→ Stored entries:
————

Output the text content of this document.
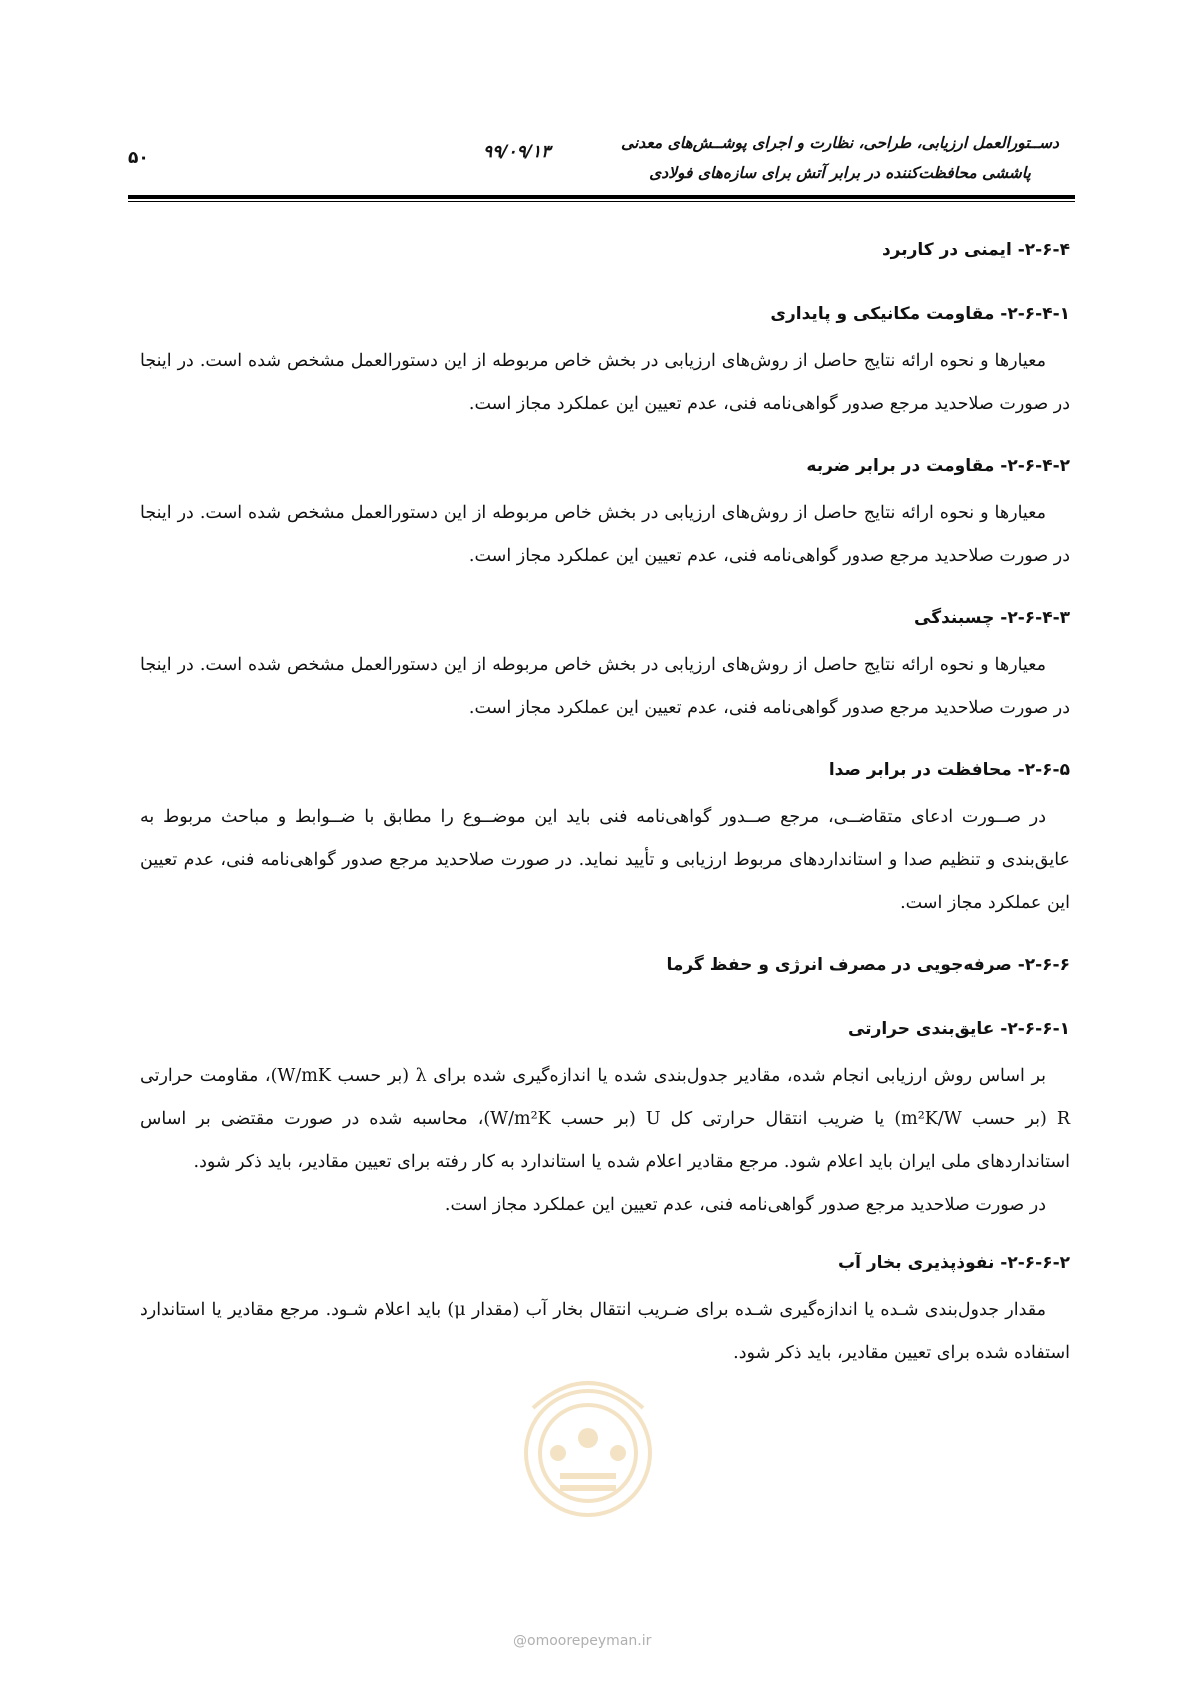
دســتورالعمل ارزیابی، طراحی، نظارت و اجرای پوشــش‌های معدنی
پاششی محافظت‌کننده در برابر آتش برای سازه‌های فولادی
۹۹/۰۹/۱۳
۵۰
۲-۶-۴- ایمنی در کاربرد
۲-۶-۴-۱- مقاومت مکانیکی و پایداری

معیارها و نحوه ارائه نتایج حاصل از روش‌های ارزیابی در بخش خاص مربوطه از این دستورالعمل مشخص شده است. در اینجا در صورت صلاحدید مرجع صدور گواهی‌نامه فنی، عدم تعیین این عملکرد مجاز است.

۲-۶-۴-۲- مقاومت در برابر ضربه

معیارها و نحوه ارائه نتایج حاصل از روش‌های ارزیابی در بخش خاص مربوطه از این دستورالعمل مشخص شده است. در اینجا در صورت صلاحدید مرجع صدور گواهی‌نامه فنی، عدم تعیین این عملکرد مجاز است.

۲-۶-۴-۳- چسبندگی

معیارها و نحوه ارائه نتایج حاصل از روش‌های ارزیابی در بخش خاص مربوطه از این دستورالعمل مشخص شده است. در اینجا در صورت صلاحدید مرجع صدور گواهی‌نامه فنی، عدم تعیین این عملکرد مجاز است.

۲-۶-۵- محافظت در برابر صدا

در صــورت ادعای متقاضــی، مرجع صــدور گواهی‌نامه فنی باید این موضــوع را مطابق با ضــوابط و مباحث مربوط به عایق‌بندی و تنظیم صدا و استانداردهای مربوط ارزیابی و تأیید نماید. در صورت صلاحدید مرجع صدور گواهی‌نامه فنی، عدم تعیین این عملکرد مجاز است.

۲-۶-۶- صرفه‌جویی در مصرف انرژی و حفظ گرما
۲-۶-۶-۱- عایق‌بندی حرارتی

بر اساس روش ارزیابی انجام شده، مقادیر جدول‌بندی شده یا اندازه‌گیری شده برای λ (بر حسب W/mK)، مقاومت حرارتی R (بر حسب m²K/W) یا ضریب انتقال حرارتی کل U (بر حسب W/m²K)، محاسبه شده در صورت مقتضی بر اساس استانداردهای ملی ایران باید اعلام شود. مرجع مقادیر اعلام شده یا استاندارد به کار رفته برای تعیین مقادیر، باید ذکر شود.

در صورت صلاحدید مرجع صدور گواهی‌نامه فنی، عدم تعیین این عملکرد مجاز است.

۲-۶-۶-۲- نفوذپذیری بخار آب

مقدار جدول‌بندی شـده یا اندازه‌گیری شـده برای ضـریب انتقال بخار آب (مقدار μ) باید اعلام شـود. مرجع مقادیر یا استاندارد استفاده شده برای تعیین مقادیر، باید ذکر شود.

@omoorepeyman.ir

————

→ Aim of the task: Set every line down exactly as written, leaving each picture out.

→ Written reply:
Output the text content of this document.
دســتورالعمل ارزیابی، طراحی، نظارت و اجرای پوشــش‌های معدنی
پاششی محافظت‌کننده در برابر آتش برای سازه‌های فولادی
۹۹/۰۹/۱۳
۵۰
۲-۶-۴- ایمنی در کاربرد
۲-۶-۴-۱- مقاومت مکانیکی و پایداری

معیارها و نحوه ارائه نتایج حاصل از روش‌های ارزیابی در بخش خاص مربوطه از این دستورالعمل مشخص شده است. در اینجا در صورت صلاحدید مرجع صدور گواهی‌نامه فنی، عدم تعیین این عملکرد مجاز است.

۲-۶-۴-۲- مقاومت در برابر ضربه

معیارها و نحوه ارائه نتایج حاصل از روش‌های ارزیابی در بخش خاص مربوطه از این دستورالعمل مشخص شده است. در اینجا در صورت صلاحدید مرجع صدور گواهی‌نامه فنی، عدم تعیین این عملکرد مجاز است.

۲-۶-۴-۳- چسبندگی

معیارها و نحوه ارائه نتایج حاصل از روش‌های ارزیابی در بخش خاص مربوطه از این دستورالعمل مشخص شده است. در اینجا در صورت صلاحدید مرجع صدور گواهی‌نامه فنی، عدم تعیین این عملکرد مجاز است.

۲-۶-۵- محافظت در برابر صدا

در صــورت ادعای متقاضــی، مرجع صــدور گواهی‌نامه فنی باید این موضــوع را مطابق با ضــوابط و مباحث مربوط به عایق‌بندی و تنظیم صدا و استانداردهای مربوط ارزیابی و تأیید نماید. در صورت صلاحدید مرجع صدور گواهی‌نامه فنی، عدم تعیین این عملکرد مجاز است.

۲-۶-۶- صرفه‌جویی در مصرف انرژی و حفظ گرما
۲-۶-۶-۱- عایق‌بندی حرارتی

بر اساس روش ارزیابی انجام شده، مقادیر جدول‌بندی شده یا اندازه‌گیری شده برای λ (بر حسب W/mK)، مقاومت حرارتی R (بر حسب m²K/W) یا ضریب انتقال حرارتی کل U (بر حسب W/m²K)، محاسبه شده در صورت مقتضی بر اساس استانداردهای ملی ایران باید اعلام شود. مرجع مقادیر اعلام شده یا استاندارد به کار رفته برای تعیین مقادیر، باید ذکر شود.

در صورت صلاحدید مرجع صدور گواهی‌نامه فنی، عدم تعیین این عملکرد مجاز است.

۲-۶-۶-۲- نفوذپذیری بخار آب

مقدار جدول‌بندی شـده یا اندازه‌گیری شـده برای ضـریب انتقال بخار آب (مقدار μ) باید اعلام شـود. مرجع مقادیر یا استاندارد استفاده شده برای تعیین مقادیر، باید ذکر شود.

@omoorepeyman.ir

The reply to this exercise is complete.